**Textauszug**
★ ★ ★ ★

Die Antragstellerin beantragt:

  1. 1.

    Der Antragsgegnerin wird untersagt, im Vergabeverfahren "Straßentrog inkl. Geh- und Radweg, mit Bahnüberführung, xxxxxx" den Zuschlag auf das Angebot der Bietergemeinschaft xxxxxx zu erteilen.

  2. 2.

    Der Antragsgegnerin wird aufgegeben, die Wertung der Angebote unter Berücksichtigung der Rechtsauffassung der Vergabekammer zu wiederholen und insbesondere den Ausschluss des Angebotes der Antragstellerin zurückzunehmen.

  3. 3.

    Die Hinzuziehung der Verfahrensbevollmächtigten auf Seiten der Antragstellerin wird für notwendig erklärt.

  4. 4.

    Die Antragsgegnerin trägt die Kosten des Nachprüfungsverfahrens.

23

Die Antragsgegnerin beantragt,

  1. 1.

    den Nachprüfungsantrag und auch die weiteren Anträge der Antragstellerin als unbegründet zurückzuweisen;

  2. 2.

    den Antrag auf Akteneinsicht zurückzuweisen;

  3. 3.

    der Antragstellerin die Kosten des Nachprüfungsverfahrens einschließlich der zur Rechtsverfolgung der Antragsgegnerin notwendigen Kosten aufzuerlegen und festzustellen, dass für die Antragsgegnerin die Hinzuziehung eines Bevollmächtigten notwendig war.

24

Die Antragsgegnerin tritt den Behauptungen und der Rechtsauffassung der Antragstellerin entgegen.

25

Sie hält den Nachprüfungsantrag für unbegründet, da das Angebot der Antragstellerin aufgrund der erläuternden Hinweise im Angebotsschreiben zwingend von der weiteren Wertung auszuschließen war. Entgegen ihren Vorgaben in den Ausschreibungsunterlagen beabsichtigt die Antragstellerin, auf die Ausführung einer Unterwasserbetonsohle im Sinne einer zwingend geforderten Grundwasserabsperrung verzichten zu wollen.

★ ★ ★ ★

**Deine Aufgaben**
A – Schreibe aus dem Textauszug den Teil wörtlich ab, der mit den Worten „Der Antragsgegnerin wird aufgegeben, die“ beginnt und mit „Kosten des Nachprüfungsverfahrens.“ endet.
B – Worauf will die Antragstellerin laut dem Textauszug entgegen den Vorgaben in den Ausschreibungsunterlagen verzichten?

**Gespeicherte Daten**

★ ★ ★ ★

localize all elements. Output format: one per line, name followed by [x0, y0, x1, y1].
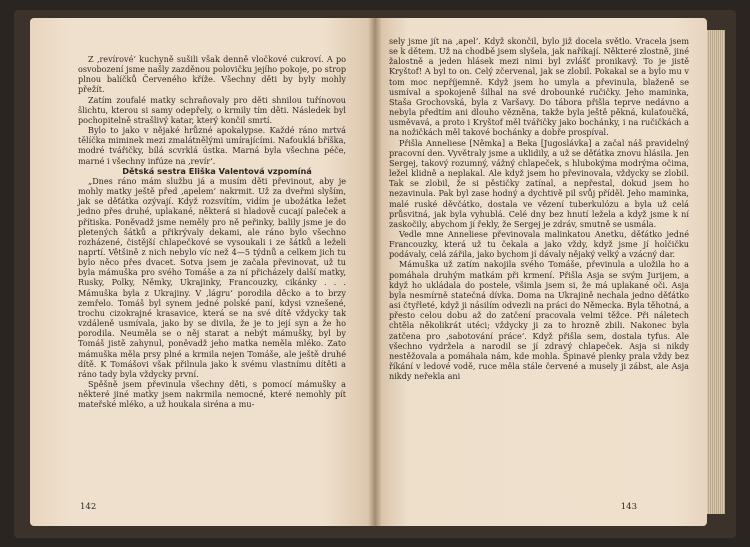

★ ★ ★ ★

**Lösungen je Aufgabe**
A –
Der Antragsgegnerin wird aufgegeben, die Wertung der Angebote unter Berücksichtigung der Rechtsauffassung der Vergabekammer zu wiederholen und insbesondere den Ausschluss des Angebotes der Antragstellerin zurückzunehmen.

  3. 3.

    Die Hinzuziehung der Verfahrensbevollmächtigten auf Seiten der Antragstellerin wird für notwendig erklärt.

  4. 4.

    Die Antragsgegnerin trägt die Kosten des Nachprüfungsverfahrens.

B – Auf die Ausführung einer Unterwasserbetonsohle im Sinne einer zwingend geforderten Grundwasserabsperrung.